Records shown:
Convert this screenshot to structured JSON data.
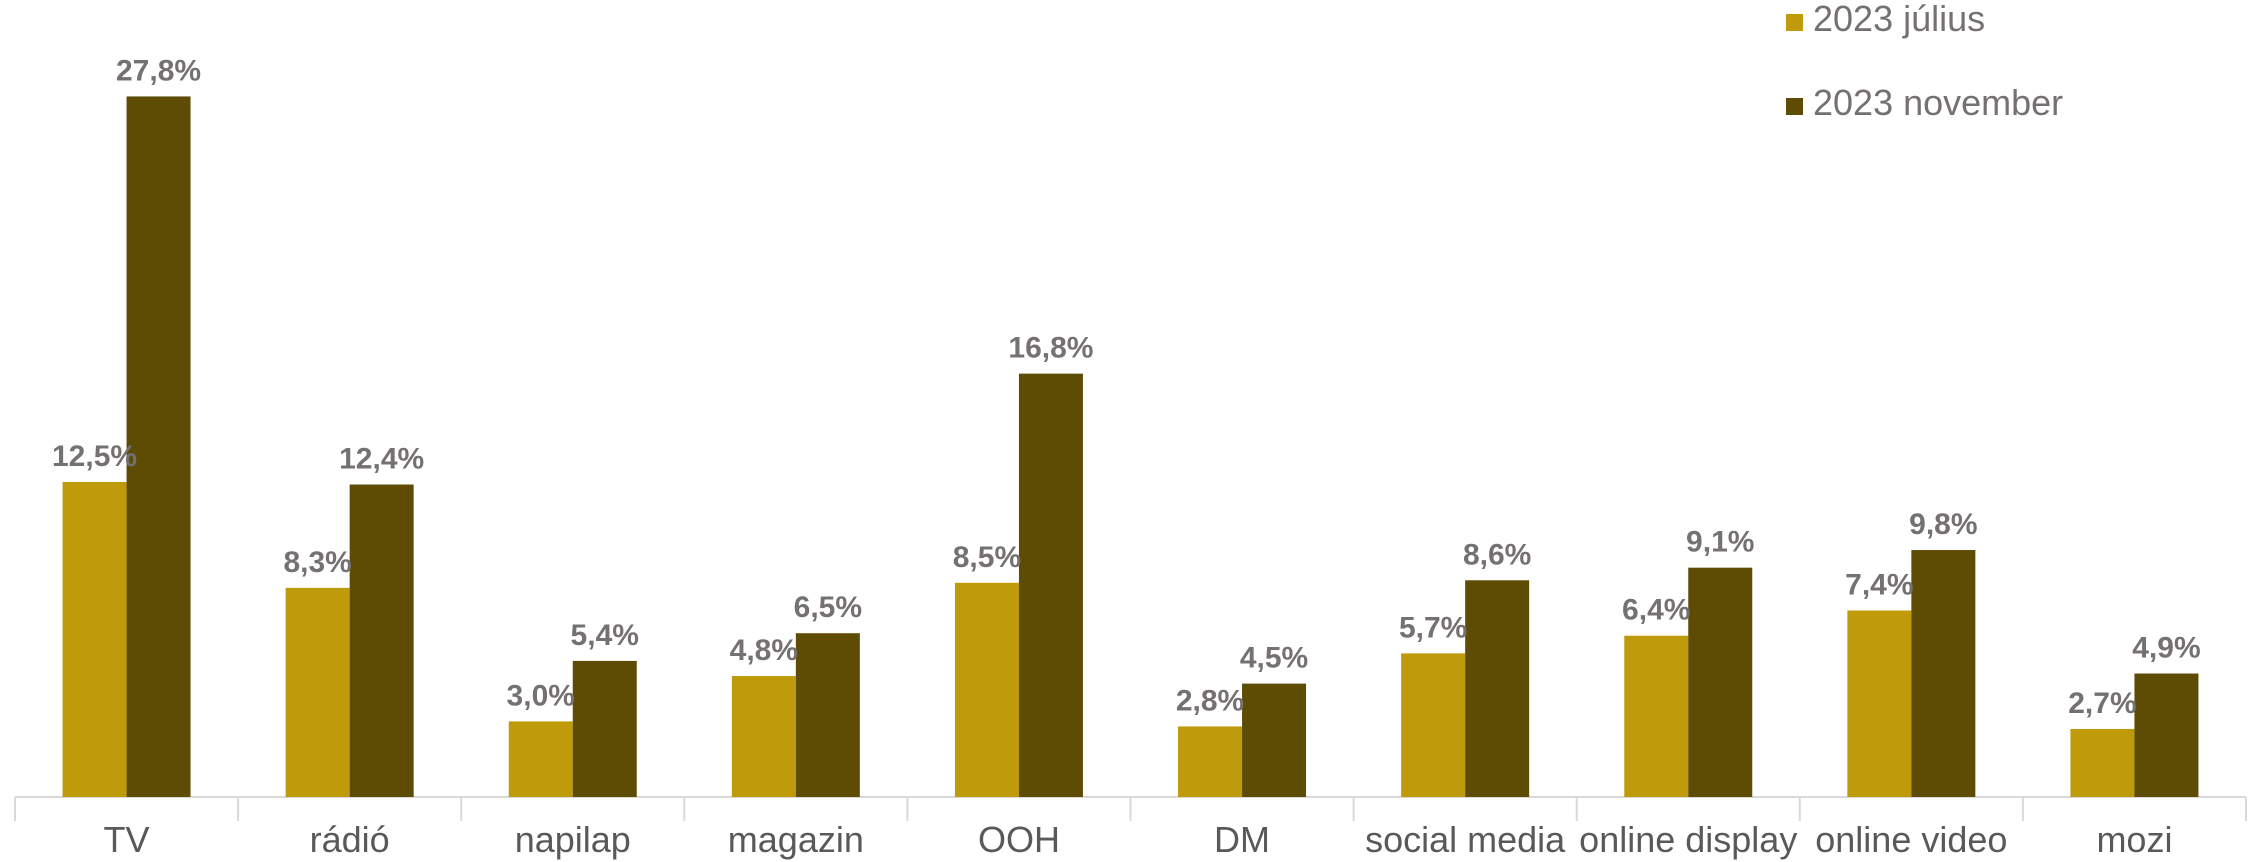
{
  "chart_data": {
    "type": "bar",
    "title": "",
    "xlabel": "",
    "ylabel": "",
    "ylim": [
      0,
      30
    ],
    "grid": false,
    "legend_position": "top-right",
    "categories": [
      "TV",
      "rádió",
      "napilap",
      "magazin",
      "OOH",
      "DM",
      "social media",
      "online display",
      "online video",
      "mozi"
    ],
    "series": [
      {
        "name": "2023 július",
        "color": "#BF9B0B",
        "values": [
          12.5,
          8.3,
          3.0,
          4.8,
          8.5,
          2.8,
          5.7,
          6.4,
          7.4,
          2.7
        ],
        "labels": [
          "12,5%",
          "8,3%",
          "3,0%",
          "4,8%",
          "8,5%",
          "2,8%",
          "5,7%",
          "6,4%",
          "7,4%",
          "2,7%"
        ]
      },
      {
        "name": "2023 november",
        "color": "#5E4C05",
        "values": [
          27.8,
          12.4,
          5.4,
          6.5,
          16.8,
          4.5,
          8.6,
          9.1,
          9.8,
          4.9
        ],
        "labels": [
          "27,8%",
          "12,4%",
          "5,4%",
          "6,5%",
          "16,8%",
          "4,5%",
          "8,6%",
          "9,1%",
          "9,8%",
          "4,9%"
        ]
      }
    ]
  }
}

Instructions for the task: Repeat the material above verbatim. Leave the pictures behind.

The reply:
Convert this screenshot to structured JSON data.
{
  "chart_data": {
    "type": "bar",
    "title": "",
    "xlabel": "",
    "ylabel": "",
    "ylim": [
      0,
      30
    ],
    "grid": false,
    "legend_position": "top-right",
    "categories": [
      "TV",
      "rádió",
      "napilap",
      "magazin",
      "OOH",
      "DM",
      "social media",
      "online display",
      "online video",
      "mozi"
    ],
    "series": [
      {
        "name": "2023 július",
        "color": "#BF9B0B",
        "values": [
          12.5,
          8.3,
          3.0,
          4.8,
          8.5,
          2.8,
          5.7,
          6.4,
          7.4,
          2.7
        ],
        "labels": [
          "12,5%",
          "8,3%",
          "3,0%",
          "4,8%",
          "8,5%",
          "2,8%",
          "5,7%",
          "6,4%",
          "7,4%",
          "2,7%"
        ]
      },
      {
        "name": "2023 november",
        "color": "#5E4C05",
        "values": [
          27.8,
          12.4,
          5.4,
          6.5,
          16.8,
          4.5,
          8.6,
          9.1,
          9.8,
          4.9
        ],
        "labels": [
          "27,8%",
          "12,4%",
          "5,4%",
          "6,5%",
          "16,8%",
          "4,5%",
          "8,6%",
          "9,1%",
          "9,8%",
          "4,9%"
        ]
      }
    ]
  }
}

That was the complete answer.